- _Directive_
Where a line in the listing below contains the word "April", copy that line.

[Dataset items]
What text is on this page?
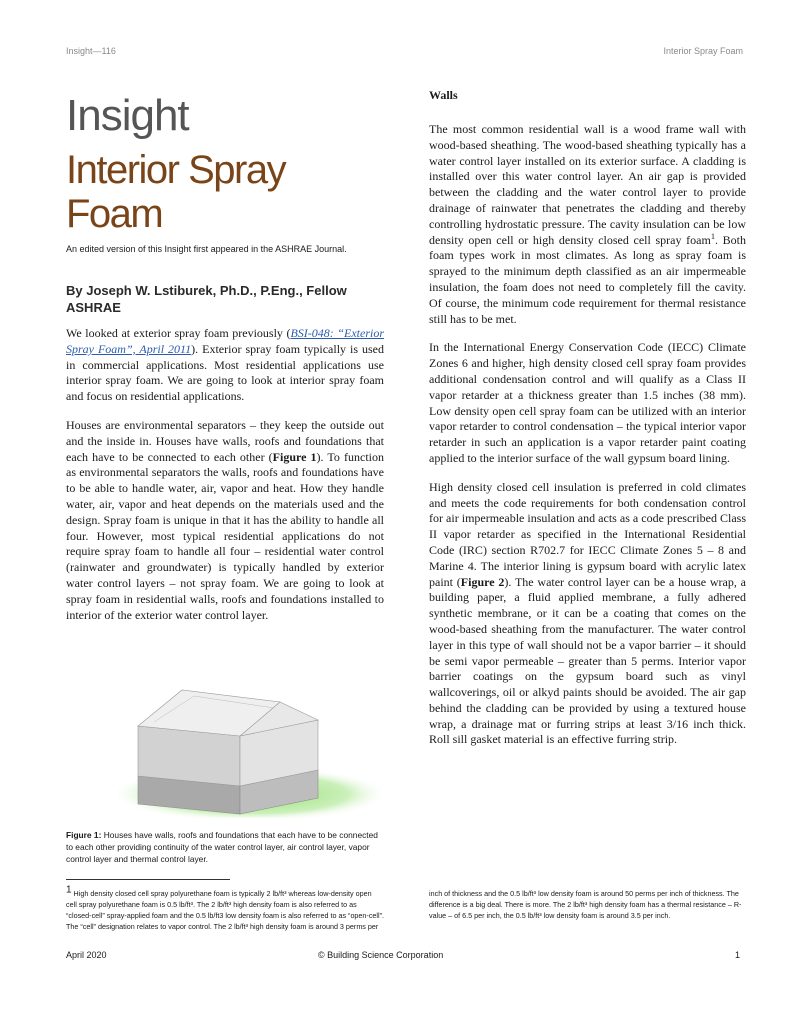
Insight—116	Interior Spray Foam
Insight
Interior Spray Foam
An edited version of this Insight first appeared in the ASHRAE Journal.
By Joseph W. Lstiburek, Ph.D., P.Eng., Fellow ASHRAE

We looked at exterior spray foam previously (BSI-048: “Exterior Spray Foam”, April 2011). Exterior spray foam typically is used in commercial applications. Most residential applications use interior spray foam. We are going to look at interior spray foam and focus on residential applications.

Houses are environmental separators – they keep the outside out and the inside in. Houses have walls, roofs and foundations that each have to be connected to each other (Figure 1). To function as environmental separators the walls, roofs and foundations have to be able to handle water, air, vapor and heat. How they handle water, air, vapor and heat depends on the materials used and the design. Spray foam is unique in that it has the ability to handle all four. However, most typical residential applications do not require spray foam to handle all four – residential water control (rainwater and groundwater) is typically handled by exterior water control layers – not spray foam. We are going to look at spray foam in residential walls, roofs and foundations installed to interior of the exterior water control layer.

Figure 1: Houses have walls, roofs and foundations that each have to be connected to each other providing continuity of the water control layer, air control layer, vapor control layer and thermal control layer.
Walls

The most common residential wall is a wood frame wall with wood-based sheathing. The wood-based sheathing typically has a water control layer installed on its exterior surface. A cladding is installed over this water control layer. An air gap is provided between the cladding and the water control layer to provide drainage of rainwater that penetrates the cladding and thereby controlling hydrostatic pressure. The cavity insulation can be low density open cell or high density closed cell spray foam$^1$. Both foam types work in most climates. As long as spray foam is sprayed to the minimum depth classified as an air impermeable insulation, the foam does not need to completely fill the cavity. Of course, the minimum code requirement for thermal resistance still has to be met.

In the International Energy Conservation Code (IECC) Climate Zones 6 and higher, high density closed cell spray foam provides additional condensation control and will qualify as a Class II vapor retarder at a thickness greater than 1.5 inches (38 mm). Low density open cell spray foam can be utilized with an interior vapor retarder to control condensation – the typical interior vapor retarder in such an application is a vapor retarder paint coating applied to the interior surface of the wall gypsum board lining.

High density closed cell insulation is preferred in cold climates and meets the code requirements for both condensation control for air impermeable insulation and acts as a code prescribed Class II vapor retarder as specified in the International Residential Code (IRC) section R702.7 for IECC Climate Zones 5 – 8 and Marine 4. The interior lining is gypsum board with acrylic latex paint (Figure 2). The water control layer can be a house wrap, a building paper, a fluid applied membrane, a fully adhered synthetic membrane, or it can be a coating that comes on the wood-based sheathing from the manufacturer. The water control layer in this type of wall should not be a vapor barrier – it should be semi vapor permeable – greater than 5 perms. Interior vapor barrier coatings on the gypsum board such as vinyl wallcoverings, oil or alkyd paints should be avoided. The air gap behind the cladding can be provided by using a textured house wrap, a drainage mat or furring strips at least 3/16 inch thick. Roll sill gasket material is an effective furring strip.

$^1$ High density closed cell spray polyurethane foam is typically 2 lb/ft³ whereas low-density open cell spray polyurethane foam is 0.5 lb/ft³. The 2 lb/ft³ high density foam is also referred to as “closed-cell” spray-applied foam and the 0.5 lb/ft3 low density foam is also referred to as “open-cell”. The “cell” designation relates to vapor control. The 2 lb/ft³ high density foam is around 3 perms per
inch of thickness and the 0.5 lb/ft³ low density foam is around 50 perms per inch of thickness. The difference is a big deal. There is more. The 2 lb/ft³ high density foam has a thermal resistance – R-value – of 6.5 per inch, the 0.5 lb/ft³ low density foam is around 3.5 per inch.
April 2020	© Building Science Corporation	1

- _Problem solution_
We looked at exterior spray foam previously (BSI-048: “Exterior Spray Foam”, April 2011). Exterior spray foam typically is used in commercial applications. Most residential applications use interior spray foam. We are going to look at interior spray foam and focus on residential applications.
April 2020	© Building Science Corporation	1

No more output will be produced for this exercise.